■ Exercise description:
Echo the stretch of lines from the one containing "Localize all elements." through the one containing "- cell-line: 80ml/15000BPH: [852, 334, 962, 352]", both included. Leave the pictures out.

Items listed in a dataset

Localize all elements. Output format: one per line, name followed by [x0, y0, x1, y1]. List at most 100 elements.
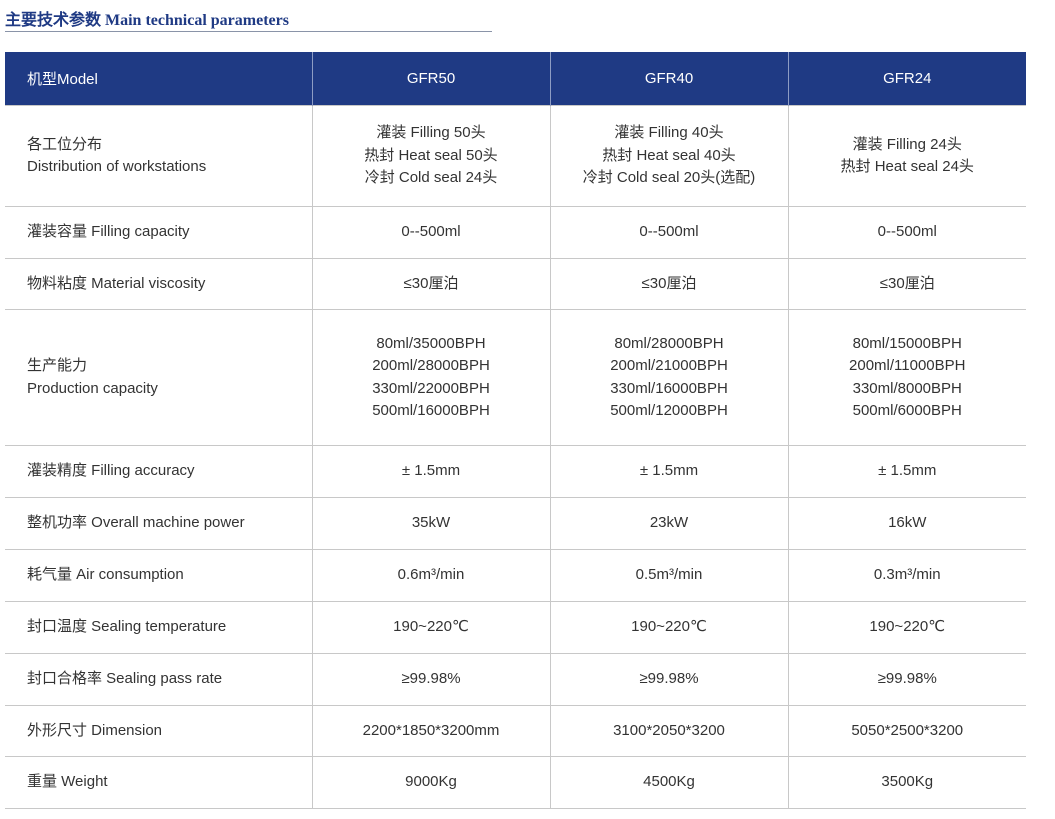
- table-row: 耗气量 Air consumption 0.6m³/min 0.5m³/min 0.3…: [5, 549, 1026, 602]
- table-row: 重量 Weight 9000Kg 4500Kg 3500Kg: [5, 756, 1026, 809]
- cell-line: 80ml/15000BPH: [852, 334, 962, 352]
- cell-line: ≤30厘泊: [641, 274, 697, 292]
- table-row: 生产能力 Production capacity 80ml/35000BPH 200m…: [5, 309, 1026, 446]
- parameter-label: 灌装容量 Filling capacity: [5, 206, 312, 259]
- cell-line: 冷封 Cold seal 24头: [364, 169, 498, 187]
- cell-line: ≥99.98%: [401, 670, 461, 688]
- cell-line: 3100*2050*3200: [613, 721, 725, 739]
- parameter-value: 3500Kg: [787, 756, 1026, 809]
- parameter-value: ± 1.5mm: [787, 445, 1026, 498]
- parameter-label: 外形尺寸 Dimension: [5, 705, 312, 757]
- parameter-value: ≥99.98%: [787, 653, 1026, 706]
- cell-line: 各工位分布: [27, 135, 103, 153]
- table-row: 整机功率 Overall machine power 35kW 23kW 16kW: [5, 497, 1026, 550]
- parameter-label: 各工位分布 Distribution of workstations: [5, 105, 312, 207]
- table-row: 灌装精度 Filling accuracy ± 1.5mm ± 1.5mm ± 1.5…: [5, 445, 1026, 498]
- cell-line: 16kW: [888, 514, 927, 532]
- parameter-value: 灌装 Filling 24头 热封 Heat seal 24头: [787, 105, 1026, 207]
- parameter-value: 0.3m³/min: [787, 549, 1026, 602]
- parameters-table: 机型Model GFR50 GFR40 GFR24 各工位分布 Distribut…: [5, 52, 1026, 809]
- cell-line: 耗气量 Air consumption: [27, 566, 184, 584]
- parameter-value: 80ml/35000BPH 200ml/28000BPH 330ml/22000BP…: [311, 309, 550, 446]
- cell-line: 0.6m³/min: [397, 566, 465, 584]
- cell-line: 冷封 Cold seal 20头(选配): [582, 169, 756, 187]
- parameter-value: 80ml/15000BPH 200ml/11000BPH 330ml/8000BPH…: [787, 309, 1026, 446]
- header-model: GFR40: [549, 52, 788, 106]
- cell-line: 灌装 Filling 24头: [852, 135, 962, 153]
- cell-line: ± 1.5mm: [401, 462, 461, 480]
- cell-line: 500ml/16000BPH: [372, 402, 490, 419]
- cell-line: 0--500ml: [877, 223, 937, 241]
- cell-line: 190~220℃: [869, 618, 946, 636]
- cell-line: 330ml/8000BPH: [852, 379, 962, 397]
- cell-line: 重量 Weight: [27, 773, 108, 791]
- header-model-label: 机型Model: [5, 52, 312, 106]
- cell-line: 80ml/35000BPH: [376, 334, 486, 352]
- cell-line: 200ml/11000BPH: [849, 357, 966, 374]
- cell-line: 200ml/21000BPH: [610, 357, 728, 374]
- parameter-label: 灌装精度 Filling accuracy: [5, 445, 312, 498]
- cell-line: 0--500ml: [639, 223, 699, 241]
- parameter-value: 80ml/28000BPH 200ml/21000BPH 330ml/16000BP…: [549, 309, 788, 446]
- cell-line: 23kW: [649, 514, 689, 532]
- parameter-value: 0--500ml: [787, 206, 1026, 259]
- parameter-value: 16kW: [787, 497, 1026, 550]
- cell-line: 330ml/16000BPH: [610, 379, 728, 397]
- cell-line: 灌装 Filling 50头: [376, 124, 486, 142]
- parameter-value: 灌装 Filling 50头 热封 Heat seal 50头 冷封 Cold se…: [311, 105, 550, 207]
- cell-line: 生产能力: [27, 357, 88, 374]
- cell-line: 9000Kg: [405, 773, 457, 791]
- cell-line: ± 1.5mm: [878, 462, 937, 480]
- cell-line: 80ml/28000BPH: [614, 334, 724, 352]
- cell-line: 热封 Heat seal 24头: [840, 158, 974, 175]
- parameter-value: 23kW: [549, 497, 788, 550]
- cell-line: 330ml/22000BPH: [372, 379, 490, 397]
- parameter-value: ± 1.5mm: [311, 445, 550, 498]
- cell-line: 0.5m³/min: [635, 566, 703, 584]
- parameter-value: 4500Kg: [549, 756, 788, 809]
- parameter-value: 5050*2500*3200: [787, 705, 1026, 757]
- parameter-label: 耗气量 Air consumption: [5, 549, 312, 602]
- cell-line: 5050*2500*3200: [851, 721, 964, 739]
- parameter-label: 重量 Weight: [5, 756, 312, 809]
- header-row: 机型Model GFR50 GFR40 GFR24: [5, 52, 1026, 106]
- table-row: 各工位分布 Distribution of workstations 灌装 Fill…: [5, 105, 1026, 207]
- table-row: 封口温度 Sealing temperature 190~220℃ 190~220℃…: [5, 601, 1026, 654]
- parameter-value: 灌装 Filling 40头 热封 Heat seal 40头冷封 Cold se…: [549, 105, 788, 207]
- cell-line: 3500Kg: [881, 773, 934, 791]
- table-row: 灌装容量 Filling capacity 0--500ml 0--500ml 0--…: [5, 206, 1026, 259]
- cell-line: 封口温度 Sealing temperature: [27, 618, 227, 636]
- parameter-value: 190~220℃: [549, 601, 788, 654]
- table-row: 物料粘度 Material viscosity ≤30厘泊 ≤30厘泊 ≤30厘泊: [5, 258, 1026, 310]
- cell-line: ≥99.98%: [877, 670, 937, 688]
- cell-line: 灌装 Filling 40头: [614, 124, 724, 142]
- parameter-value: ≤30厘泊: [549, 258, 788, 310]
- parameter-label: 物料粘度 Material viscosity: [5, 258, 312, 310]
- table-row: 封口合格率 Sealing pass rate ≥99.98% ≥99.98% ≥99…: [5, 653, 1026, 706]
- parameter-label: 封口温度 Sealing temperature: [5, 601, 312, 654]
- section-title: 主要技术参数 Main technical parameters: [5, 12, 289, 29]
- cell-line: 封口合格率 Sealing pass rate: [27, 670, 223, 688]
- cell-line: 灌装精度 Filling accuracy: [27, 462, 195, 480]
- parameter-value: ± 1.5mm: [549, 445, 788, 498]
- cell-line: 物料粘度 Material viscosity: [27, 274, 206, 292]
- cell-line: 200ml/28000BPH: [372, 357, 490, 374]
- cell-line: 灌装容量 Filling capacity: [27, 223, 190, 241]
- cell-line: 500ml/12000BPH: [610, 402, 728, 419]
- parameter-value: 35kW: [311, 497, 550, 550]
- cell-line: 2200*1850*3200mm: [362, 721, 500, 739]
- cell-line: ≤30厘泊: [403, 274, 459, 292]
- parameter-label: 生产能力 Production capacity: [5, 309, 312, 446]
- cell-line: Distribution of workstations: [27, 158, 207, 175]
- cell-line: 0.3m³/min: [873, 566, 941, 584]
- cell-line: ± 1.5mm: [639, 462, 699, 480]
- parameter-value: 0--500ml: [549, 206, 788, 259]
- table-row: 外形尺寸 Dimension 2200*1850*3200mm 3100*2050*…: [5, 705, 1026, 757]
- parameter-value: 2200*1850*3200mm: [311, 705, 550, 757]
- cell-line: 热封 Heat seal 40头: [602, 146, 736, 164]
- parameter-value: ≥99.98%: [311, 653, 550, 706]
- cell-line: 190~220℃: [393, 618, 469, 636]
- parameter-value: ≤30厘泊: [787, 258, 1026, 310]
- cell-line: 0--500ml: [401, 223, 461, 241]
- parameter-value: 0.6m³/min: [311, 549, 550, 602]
---
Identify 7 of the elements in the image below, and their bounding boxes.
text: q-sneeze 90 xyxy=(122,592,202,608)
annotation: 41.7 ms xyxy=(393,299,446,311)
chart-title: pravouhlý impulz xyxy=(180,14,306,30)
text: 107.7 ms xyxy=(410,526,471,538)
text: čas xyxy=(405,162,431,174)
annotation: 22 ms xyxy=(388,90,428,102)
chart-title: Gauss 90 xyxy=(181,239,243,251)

■ Exercise response:
Localize all elements. Output format: one per line, name followed by [x0, y0, x1, y1]. List at most 100 elements.
- table-row: 耗气量 Air consumption 0.6m³/min 0.5m³/min 0.3…: [5, 549, 1026, 602]
- table-row: 重量 Weight 9000Kg 4500Kg 3500Kg: [5, 756, 1026, 809]
- cell-line: 80ml/15000BPH: [852, 334, 962, 352]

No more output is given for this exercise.